GIVEN EXERCISE: Please count the lines in the listing below where the word "Bowman" appears. Give the number only.

Dataset items
════

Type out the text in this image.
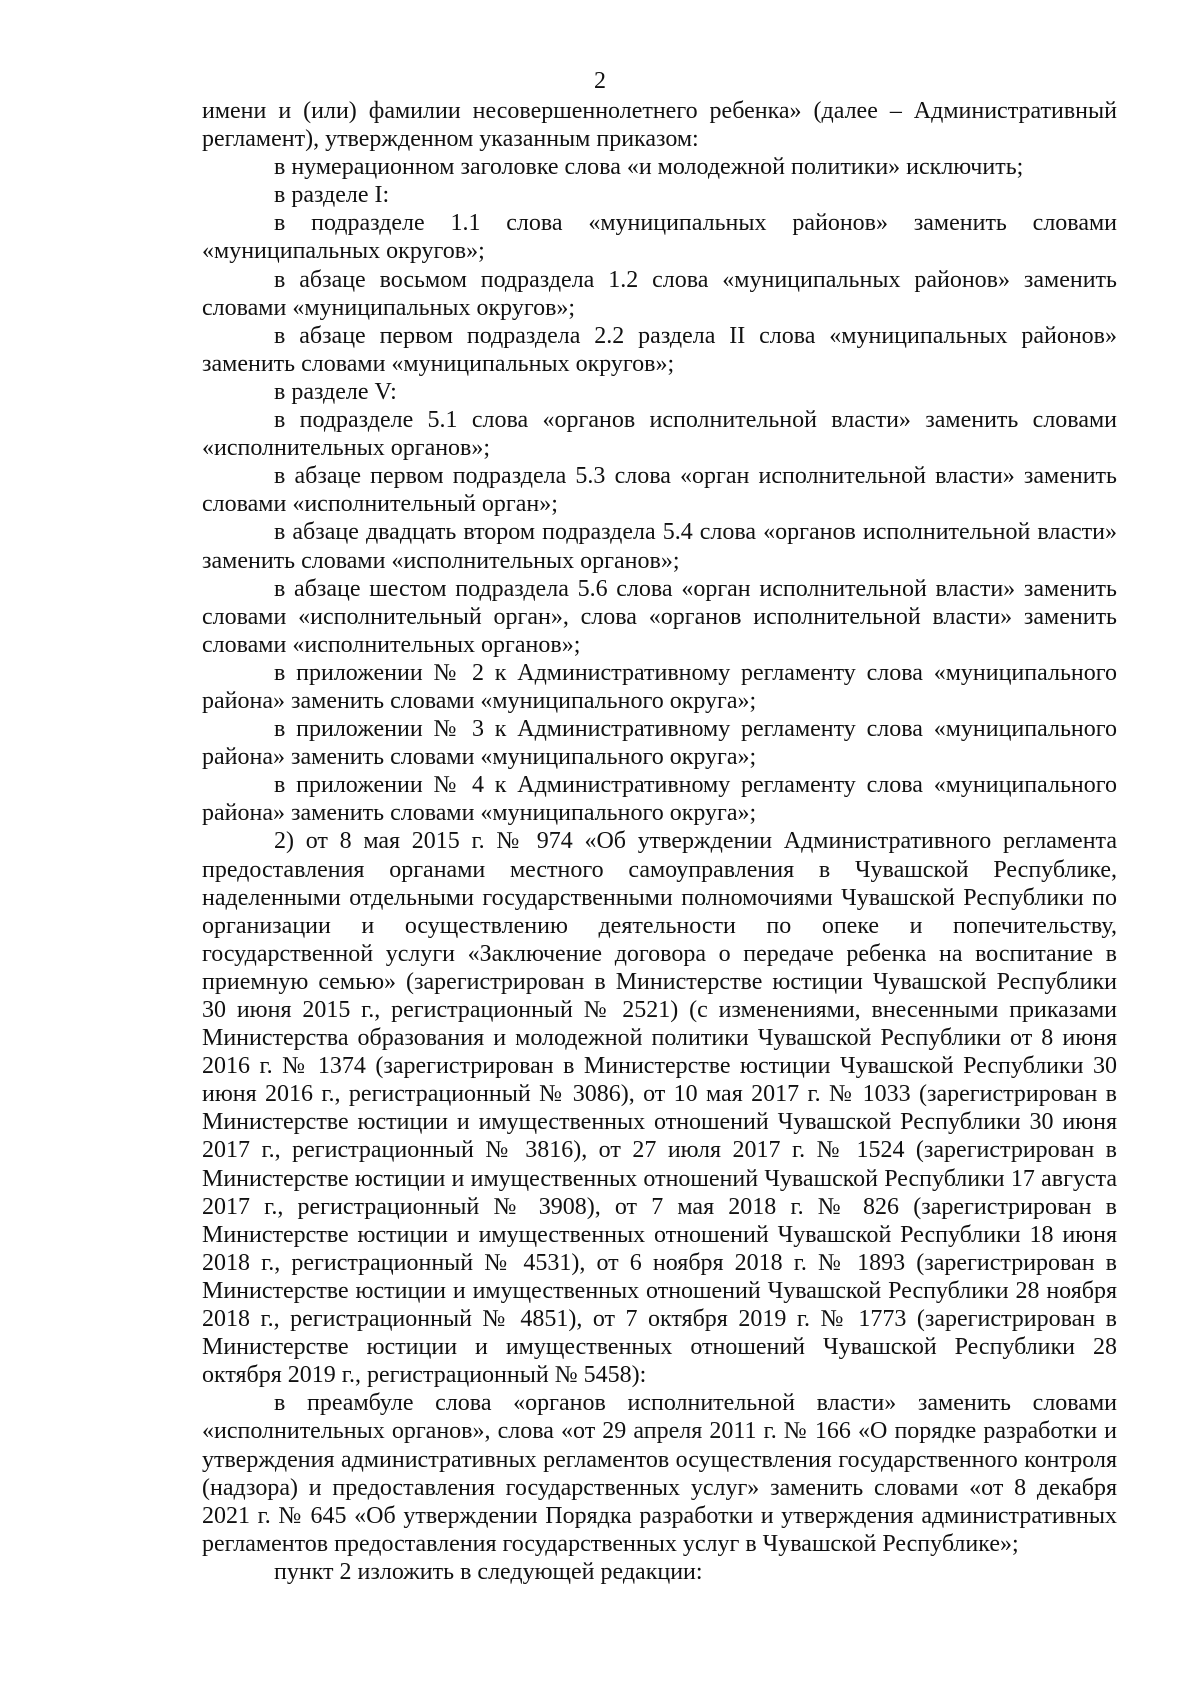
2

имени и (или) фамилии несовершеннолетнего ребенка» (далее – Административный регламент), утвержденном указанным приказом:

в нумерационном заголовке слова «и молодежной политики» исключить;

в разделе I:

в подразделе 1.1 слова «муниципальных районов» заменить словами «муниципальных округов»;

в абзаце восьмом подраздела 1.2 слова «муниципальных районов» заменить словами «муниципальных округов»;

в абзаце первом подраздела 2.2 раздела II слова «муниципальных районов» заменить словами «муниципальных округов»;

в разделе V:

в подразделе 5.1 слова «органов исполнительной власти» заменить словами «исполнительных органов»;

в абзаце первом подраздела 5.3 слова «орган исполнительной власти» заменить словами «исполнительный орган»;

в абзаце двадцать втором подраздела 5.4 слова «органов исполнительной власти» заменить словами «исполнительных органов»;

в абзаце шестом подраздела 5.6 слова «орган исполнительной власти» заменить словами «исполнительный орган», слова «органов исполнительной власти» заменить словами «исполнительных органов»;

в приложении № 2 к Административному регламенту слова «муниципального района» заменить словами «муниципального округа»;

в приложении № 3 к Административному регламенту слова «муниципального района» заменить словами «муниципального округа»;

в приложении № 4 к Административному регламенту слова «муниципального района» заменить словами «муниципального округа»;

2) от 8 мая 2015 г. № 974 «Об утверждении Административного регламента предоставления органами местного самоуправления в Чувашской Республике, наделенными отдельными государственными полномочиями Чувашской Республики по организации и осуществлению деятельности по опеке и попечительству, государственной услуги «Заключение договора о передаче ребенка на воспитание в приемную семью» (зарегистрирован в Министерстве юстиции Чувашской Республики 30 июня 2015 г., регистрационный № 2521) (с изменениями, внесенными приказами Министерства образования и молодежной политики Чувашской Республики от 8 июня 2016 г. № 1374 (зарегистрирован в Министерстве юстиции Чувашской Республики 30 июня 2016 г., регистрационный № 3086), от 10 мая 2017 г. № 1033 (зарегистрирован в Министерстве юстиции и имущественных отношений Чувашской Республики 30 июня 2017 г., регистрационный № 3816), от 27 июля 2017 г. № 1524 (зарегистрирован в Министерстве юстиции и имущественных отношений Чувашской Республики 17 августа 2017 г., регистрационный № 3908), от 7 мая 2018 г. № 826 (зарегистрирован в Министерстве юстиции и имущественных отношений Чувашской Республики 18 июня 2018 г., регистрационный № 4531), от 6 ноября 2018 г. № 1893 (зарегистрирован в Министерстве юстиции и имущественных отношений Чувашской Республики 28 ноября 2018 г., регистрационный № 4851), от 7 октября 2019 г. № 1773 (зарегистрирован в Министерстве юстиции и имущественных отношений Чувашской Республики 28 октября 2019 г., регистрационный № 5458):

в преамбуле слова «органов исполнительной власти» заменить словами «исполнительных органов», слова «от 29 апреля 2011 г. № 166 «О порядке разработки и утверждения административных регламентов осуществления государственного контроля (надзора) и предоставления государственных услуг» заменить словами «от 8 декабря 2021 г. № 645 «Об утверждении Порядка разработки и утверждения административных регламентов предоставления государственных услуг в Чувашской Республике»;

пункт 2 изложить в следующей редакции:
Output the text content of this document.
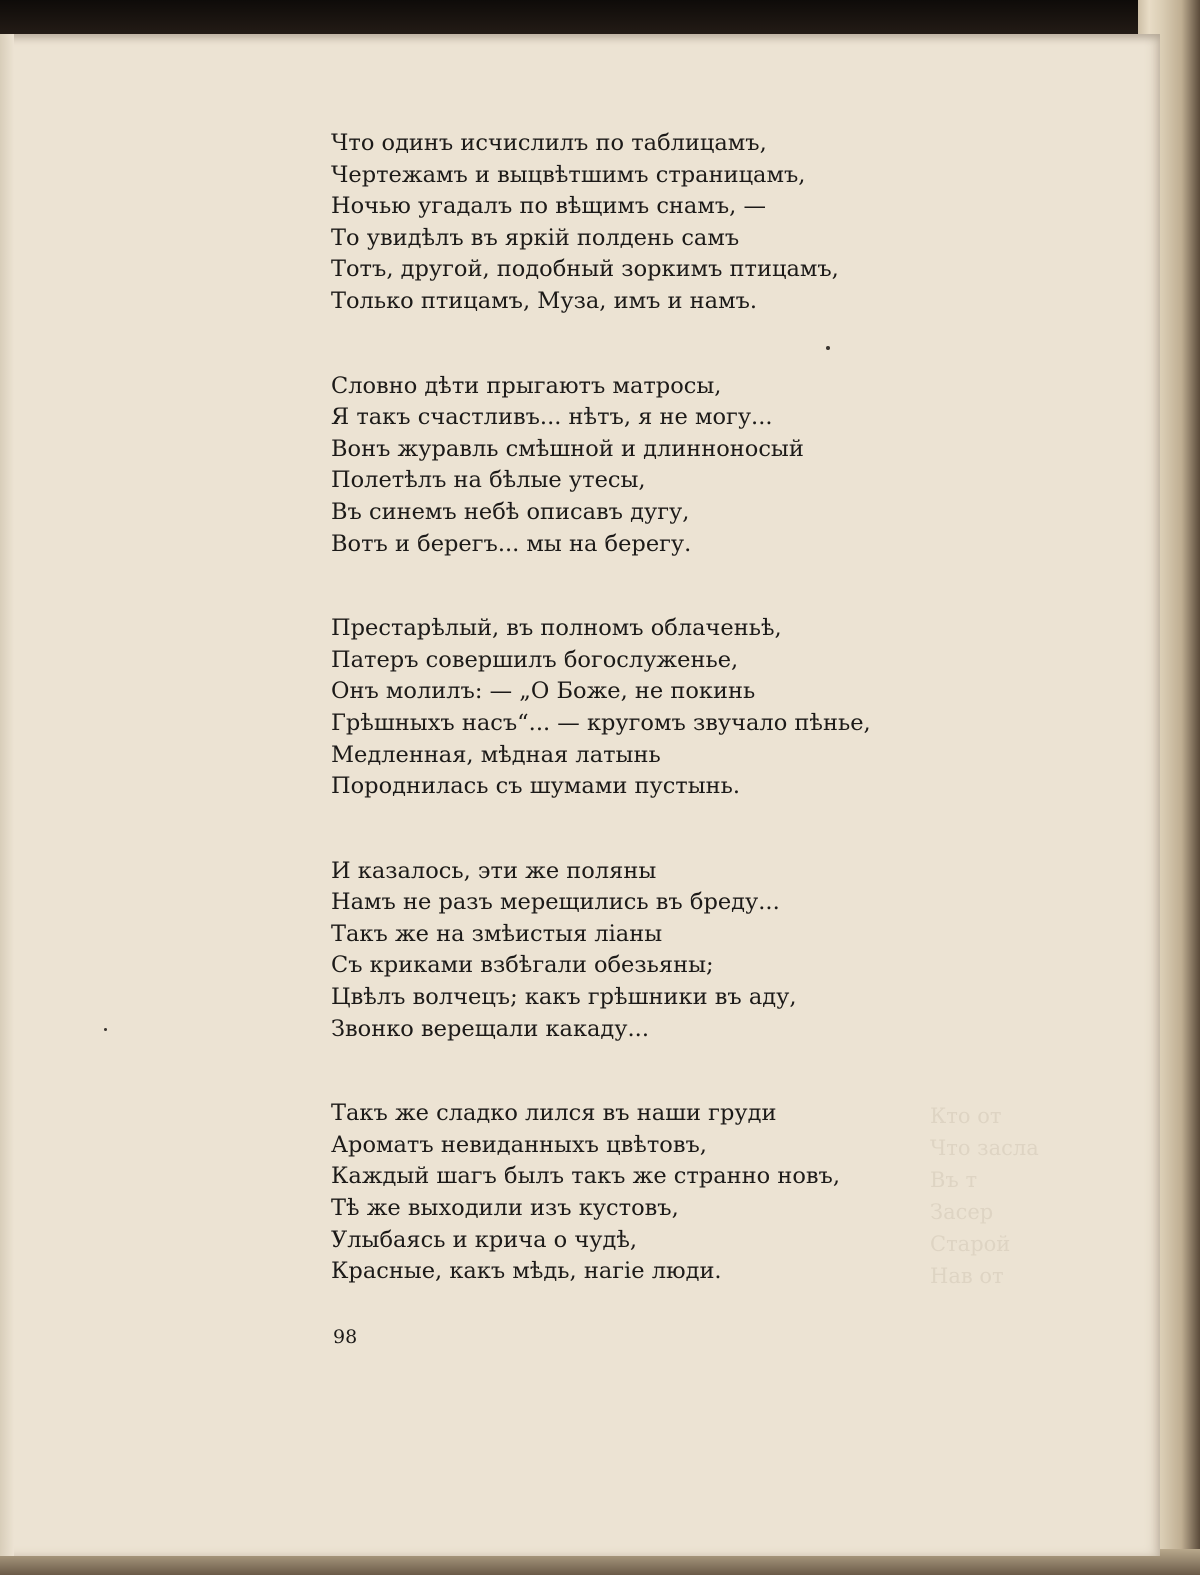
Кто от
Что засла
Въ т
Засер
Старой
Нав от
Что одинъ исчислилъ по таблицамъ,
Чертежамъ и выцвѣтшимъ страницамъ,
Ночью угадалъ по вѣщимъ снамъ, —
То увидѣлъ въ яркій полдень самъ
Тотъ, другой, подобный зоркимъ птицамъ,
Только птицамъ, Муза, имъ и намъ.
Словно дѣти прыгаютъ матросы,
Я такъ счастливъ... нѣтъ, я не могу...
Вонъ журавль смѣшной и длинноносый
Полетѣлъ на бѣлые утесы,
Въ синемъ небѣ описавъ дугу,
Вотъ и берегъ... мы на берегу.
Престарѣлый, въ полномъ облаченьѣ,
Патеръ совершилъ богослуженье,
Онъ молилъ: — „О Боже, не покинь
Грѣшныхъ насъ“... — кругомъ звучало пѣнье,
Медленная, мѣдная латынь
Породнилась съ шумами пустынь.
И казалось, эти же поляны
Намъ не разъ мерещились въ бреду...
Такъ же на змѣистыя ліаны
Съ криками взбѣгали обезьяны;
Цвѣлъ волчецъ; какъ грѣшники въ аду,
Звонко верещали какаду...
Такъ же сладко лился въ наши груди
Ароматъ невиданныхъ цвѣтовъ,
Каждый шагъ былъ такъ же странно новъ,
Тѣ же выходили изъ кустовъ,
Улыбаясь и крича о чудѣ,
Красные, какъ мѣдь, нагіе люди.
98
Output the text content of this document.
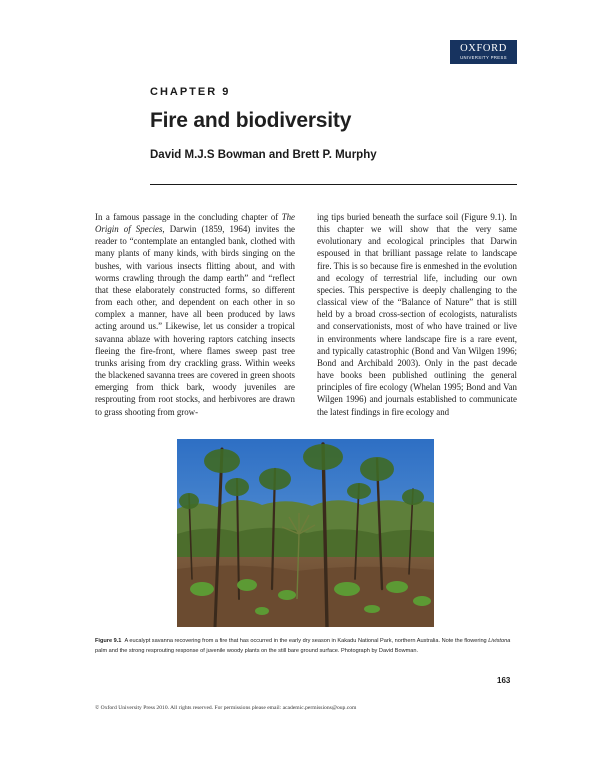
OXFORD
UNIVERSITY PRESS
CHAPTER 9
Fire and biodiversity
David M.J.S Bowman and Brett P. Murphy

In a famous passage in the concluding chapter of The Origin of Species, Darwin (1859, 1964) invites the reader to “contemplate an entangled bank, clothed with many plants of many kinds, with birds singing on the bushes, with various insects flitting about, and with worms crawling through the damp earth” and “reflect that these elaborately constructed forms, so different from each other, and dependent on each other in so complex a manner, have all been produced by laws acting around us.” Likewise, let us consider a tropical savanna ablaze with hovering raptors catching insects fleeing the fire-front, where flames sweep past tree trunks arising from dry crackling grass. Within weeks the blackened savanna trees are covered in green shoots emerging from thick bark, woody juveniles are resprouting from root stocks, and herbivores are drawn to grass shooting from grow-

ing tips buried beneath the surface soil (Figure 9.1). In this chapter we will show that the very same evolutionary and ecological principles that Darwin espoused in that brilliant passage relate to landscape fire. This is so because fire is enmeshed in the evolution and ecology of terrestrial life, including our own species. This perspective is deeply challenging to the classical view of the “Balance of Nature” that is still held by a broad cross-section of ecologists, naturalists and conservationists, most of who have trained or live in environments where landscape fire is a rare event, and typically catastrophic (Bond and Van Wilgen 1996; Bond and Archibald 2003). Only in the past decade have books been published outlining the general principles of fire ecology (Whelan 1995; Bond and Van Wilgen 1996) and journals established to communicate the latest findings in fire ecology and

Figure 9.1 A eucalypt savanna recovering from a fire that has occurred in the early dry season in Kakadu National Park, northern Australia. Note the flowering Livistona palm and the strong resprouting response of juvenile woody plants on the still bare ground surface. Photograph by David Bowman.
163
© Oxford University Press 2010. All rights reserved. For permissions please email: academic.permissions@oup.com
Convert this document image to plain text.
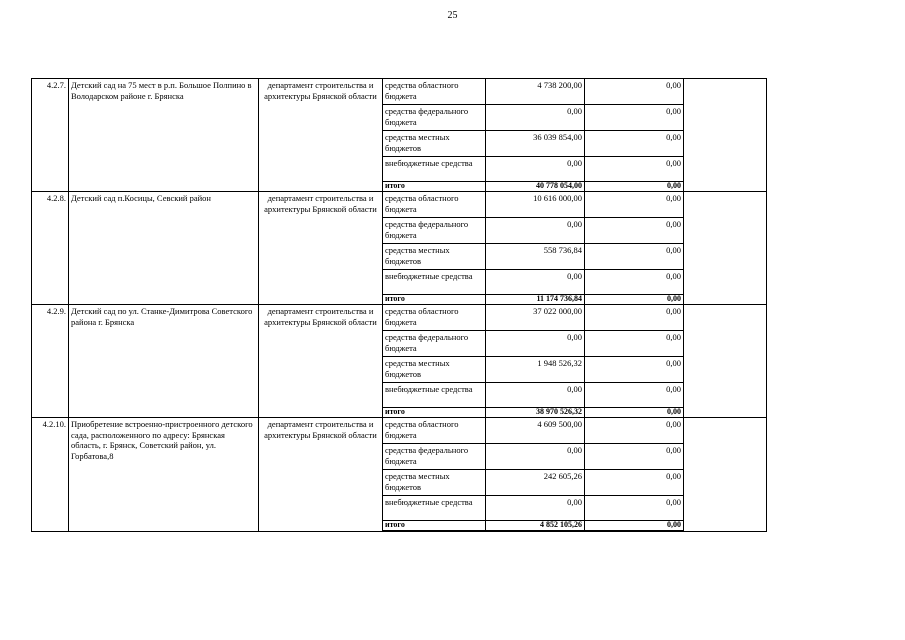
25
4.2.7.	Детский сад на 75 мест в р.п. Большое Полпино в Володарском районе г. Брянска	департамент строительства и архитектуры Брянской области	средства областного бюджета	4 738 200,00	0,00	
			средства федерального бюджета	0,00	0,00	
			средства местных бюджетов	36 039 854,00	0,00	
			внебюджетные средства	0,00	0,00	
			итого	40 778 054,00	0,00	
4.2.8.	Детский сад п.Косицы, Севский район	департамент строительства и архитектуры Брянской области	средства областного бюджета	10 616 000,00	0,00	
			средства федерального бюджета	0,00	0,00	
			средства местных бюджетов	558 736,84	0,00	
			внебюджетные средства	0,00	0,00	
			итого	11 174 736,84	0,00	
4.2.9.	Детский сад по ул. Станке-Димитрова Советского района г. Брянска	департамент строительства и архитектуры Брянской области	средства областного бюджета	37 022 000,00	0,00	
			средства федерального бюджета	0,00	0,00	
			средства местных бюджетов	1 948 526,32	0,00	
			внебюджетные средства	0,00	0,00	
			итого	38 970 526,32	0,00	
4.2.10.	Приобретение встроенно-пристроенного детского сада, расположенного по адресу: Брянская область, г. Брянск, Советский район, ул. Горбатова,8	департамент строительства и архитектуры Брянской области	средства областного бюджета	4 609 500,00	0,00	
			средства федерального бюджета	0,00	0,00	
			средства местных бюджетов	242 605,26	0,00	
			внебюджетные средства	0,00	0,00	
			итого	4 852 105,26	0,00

════

TASK ANSWER: 2